> YOUR OBJECTIVE
Repeat the material exactly, every line of it.

> MATERIAL FOR THIS TASK
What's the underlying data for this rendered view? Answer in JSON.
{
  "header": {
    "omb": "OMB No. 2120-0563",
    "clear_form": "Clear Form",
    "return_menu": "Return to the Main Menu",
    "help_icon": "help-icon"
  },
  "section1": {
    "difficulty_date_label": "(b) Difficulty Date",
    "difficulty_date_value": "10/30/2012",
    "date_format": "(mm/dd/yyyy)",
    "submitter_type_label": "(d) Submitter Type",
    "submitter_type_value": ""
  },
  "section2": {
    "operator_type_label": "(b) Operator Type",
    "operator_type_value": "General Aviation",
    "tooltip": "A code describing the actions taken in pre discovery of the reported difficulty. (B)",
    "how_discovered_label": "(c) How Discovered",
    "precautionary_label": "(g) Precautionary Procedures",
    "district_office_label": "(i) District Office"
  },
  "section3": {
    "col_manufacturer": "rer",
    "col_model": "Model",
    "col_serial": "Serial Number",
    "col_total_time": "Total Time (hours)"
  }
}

> FINISHED TASK
What's the underlying data for this rendered view? Answer in JSON.
{
  "header": {
    "omb": "OMB No. 2120-0563",
    "clear_form": "Clear Form",
    "return_menu": "Return to the Main Menu",
    "help_icon": "help-icon"
  },
  "section1": {
    "difficulty_date_label": "(b) Difficulty Date",
    "difficulty_date_value": "10/30/2012",
    "date_format": "(mm/dd/yyyy)",
    "submitter_type_label": "(d) Submitter Type",
    "submitter_type_value": ""
  },
  "section2": {
    "operator_type_label": "(b) Operator Type",
    "operator_type_value": "General Aviation",
    "tooltip": "A code describing the actions taken in pre discovery of the reported difficulty. (B)",
    "how_discovered_label": "(c) How Discovered",
    "precautionary_label": "(g) Precautionary Procedures",
    "district_office_label": "(i) District Office"
  },
  "section3": {
    "col_manufacturer": "rer",
    "col_model": "Model",
    "col_serial": "Serial Number",
    "col_total_time": "Total Time (hours)"
  }
}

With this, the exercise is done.